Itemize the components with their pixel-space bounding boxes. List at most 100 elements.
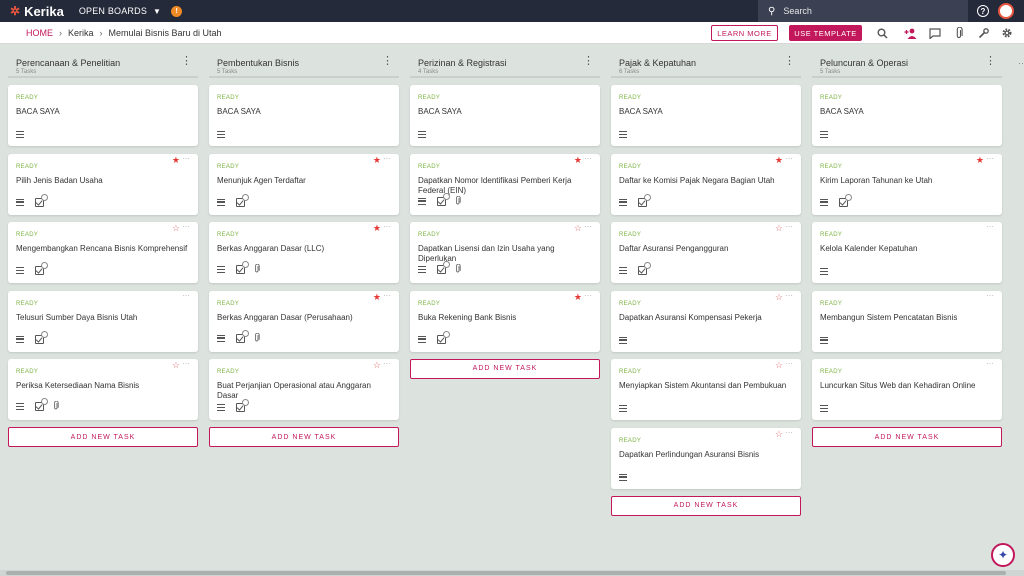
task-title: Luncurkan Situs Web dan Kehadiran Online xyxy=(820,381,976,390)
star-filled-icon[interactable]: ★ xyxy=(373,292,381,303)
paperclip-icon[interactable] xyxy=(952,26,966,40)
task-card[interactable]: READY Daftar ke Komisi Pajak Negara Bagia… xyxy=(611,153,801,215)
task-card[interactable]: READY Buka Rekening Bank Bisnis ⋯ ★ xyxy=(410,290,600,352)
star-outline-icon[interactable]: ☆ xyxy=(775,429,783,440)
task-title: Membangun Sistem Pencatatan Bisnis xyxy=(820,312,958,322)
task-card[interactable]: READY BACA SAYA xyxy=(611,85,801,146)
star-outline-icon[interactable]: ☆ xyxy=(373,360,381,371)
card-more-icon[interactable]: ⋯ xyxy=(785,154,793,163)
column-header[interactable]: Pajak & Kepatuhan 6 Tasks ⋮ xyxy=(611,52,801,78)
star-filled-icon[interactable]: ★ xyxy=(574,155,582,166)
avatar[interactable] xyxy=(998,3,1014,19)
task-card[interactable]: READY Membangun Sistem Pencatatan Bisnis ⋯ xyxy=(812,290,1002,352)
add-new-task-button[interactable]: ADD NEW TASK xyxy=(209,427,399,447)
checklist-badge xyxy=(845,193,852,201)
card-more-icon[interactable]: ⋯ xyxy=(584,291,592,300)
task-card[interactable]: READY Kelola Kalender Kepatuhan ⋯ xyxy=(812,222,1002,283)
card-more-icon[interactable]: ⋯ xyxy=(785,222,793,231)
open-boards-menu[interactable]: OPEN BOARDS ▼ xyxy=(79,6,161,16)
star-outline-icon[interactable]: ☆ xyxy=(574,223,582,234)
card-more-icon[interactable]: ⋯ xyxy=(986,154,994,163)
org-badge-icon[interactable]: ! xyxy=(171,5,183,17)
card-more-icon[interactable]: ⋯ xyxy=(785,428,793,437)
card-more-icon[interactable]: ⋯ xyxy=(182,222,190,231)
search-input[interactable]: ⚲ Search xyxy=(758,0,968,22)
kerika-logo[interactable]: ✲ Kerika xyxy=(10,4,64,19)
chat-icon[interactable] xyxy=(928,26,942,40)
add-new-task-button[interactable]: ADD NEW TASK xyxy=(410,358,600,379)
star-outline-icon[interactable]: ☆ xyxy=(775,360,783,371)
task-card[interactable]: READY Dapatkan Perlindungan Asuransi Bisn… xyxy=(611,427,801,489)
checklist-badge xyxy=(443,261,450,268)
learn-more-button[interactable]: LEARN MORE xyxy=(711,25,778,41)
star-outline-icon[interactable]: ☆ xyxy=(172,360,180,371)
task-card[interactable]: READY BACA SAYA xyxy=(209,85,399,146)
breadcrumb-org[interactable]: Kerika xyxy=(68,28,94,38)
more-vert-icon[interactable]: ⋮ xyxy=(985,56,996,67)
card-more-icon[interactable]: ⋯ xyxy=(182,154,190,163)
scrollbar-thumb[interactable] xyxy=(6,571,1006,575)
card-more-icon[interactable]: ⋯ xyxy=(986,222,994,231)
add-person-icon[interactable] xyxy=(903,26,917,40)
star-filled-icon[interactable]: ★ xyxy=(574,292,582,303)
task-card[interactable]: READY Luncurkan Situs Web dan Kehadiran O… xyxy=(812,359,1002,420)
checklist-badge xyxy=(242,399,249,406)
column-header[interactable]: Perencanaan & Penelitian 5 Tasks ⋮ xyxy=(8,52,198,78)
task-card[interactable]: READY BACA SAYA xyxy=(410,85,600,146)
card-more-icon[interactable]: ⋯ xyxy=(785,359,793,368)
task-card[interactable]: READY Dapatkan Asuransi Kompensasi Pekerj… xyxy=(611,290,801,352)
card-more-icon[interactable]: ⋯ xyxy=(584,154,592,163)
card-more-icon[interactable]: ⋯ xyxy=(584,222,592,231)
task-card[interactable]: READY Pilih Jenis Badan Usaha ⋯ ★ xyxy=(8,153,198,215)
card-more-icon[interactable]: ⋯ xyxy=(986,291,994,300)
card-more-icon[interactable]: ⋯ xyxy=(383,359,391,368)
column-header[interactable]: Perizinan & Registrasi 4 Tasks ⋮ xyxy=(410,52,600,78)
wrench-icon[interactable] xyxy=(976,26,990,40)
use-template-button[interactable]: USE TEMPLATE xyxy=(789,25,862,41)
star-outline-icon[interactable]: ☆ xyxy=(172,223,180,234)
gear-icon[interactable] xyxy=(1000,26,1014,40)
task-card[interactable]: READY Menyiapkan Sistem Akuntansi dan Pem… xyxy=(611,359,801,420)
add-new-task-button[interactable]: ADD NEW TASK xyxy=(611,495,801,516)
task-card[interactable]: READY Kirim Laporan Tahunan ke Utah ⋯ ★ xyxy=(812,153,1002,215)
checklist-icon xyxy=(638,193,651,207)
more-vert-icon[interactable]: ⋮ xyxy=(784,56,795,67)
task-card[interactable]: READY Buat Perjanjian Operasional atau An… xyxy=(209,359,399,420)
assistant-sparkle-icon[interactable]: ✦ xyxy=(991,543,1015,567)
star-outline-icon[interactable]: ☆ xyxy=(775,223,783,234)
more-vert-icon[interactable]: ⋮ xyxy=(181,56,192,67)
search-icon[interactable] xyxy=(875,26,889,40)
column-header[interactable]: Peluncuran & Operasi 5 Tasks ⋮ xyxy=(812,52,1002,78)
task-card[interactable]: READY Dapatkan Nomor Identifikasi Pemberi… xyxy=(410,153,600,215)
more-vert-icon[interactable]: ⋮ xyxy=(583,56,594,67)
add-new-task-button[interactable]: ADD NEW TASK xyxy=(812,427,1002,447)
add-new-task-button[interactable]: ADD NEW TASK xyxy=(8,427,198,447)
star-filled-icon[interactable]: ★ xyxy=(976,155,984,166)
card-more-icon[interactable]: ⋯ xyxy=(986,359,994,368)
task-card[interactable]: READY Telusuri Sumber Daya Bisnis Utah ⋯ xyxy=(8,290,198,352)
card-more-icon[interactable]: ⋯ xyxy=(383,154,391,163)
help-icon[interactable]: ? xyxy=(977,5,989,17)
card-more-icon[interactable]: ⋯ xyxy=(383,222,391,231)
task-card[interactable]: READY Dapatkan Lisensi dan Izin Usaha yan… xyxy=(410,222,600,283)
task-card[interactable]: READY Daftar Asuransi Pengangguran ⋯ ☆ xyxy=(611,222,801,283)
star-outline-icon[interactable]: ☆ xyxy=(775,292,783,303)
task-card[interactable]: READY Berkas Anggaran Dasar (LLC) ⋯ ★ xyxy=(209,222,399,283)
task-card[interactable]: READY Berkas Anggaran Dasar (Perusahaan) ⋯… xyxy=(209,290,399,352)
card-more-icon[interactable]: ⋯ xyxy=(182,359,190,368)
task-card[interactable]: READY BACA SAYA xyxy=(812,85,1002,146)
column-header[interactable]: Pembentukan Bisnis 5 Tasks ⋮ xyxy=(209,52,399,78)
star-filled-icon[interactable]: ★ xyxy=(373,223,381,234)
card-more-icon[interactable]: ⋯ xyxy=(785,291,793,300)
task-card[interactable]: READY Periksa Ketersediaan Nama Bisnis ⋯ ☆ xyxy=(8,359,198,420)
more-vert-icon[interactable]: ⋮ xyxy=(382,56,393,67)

Task goal >> Show every line of the records above that contains the word "Anggaran". Case counts.

Task answer >>
task-card[interactable]: READY Berkas Anggaran Dasar (LLC) ⋯ ★ xyxy=(209,222,399,283)
task-card[interactable]: READY Berkas Anggaran Dasar (Perusahaan) ⋯… xyxy=(209,290,399,352)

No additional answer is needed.